> [The task]
Could you repeat the records below exactly, leaving out any pictures?

> [Supplied information]
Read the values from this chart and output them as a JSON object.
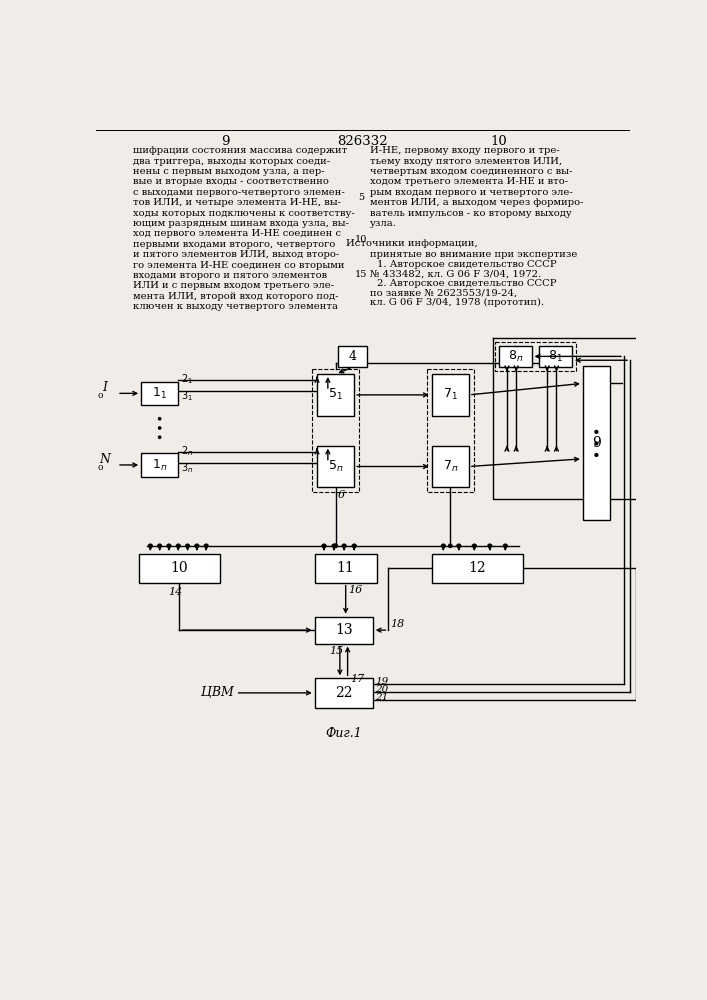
{
  "page_num_left": "9",
  "page_num_center": "826332",
  "page_num_right": "10",
  "line_nums": [
    "5",
    "10",
    "15"
  ],
  "text_left": "шифрации состояния массива содержит\nдва триггера, выходы которых соеди-\nнены с первым выходом узла, а пер-\nвые и вторые входы - соответственно\nс выходами первого-четвертого элемен-\nтов ИЛИ, и четыре элемента И-НЕ, вы-\nходы которых подключены к соответству-\nющим разрядным шинам входа узла, вы-\nход первого элемента И-НЕ соединен с\nпервыми входами второго, четвертого\nи пятого элементов ИЛИ, выход второ-\nго элемента И-НЕ соединен со вторыми\nвходами второго и пятого элементов\nИЛИ и с первым входом третьего эле-\nмента ИЛИ, второй вход которого под-\nключен к выходу четвертого элемента",
  "text_right": "И-НЕ, первому входу первого и тре-\nтьему входу пятого элементов ИЛИ,\nчетвертым входом соединенного с вы-\nходом третьего элемента И-НЕ и вто-\nрым входам первого и четвертого эле-\nментов ИЛИ, а выходом через формиро-\nватель импульсов - ко второму выходу\nузла.",
  "sources_header": "Источники информации,",
  "sources_sub": "принятые во внимание при экспертизе",
  "source1a": "1. Авторское свидетельство СССР",
  "source1b": "№ 433482, кл. G 06 F 3/04, 1972.",
  "source2a": "2. Авторское свидетельство СССР",
  "source2b": "по заявке № 2623553/19-24,",
  "source2c": "кл. G 06 F 3/04, 1978 (прототип).",
  "fig_label": "Фиг.1",
  "bg": "#f0ede8",
  "lw": 1.0,
  "lw_thin": 0.8
}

> [Final answer]
Read the values from this chart and output them as a JSON object.
{
  "page_num_left": "9",
  "page_num_center": "826332",
  "page_num_right": "10",
  "line_nums": [
    "5",
    "10",
    "15"
  ],
  "text_left": "шифрации состояния массива содержит\nдва триггера, выходы которых соеди-\nнены с первым выходом узла, а пер-\nвые и вторые входы - соответственно\nс выходами первого-четвертого элемен-\nтов ИЛИ, и четыре элемента И-НЕ, вы-\nходы которых подключены к соответству-\nющим разрядным шинам входа узла, вы-\nход первого элемента И-НЕ соединен с\nпервыми входами второго, четвертого\nи пятого элементов ИЛИ, выход второ-\nго элемента И-НЕ соединен со вторыми\nвходами второго и пятого элементов\nИЛИ и с первым входом третьего эле-\nмента ИЛИ, второй вход которого под-\nключен к выходу четвертого элемента",
  "text_right": "И-НЕ, первому входу первого и тре-\nтьему входу пятого элементов ИЛИ,\nчетвертым входом соединенного с вы-\nходом третьего элемента И-НЕ и вто-\nрым входам первого и четвертого эле-\nментов ИЛИ, а выходом через формиро-\nватель импульсов - ко второму выходу\nузла.",
  "sources_header": "Источники информации,",
  "sources_sub": "принятые во внимание при экспертизе",
  "source1a": "1. Авторское свидетельство СССР",
  "source1b": "№ 433482, кл. G 06 F 3/04, 1972.",
  "source2a": "2. Авторское свидетельство СССР",
  "source2b": "по заявке № 2623553/19-24,",
  "source2c": "кл. G 06 F 3/04, 1978 (прототип).",
  "fig_label": "Фиг.1",
  "bg": "#f0ede8",
  "lw": 1.0,
  "lw_thin": 0.8
}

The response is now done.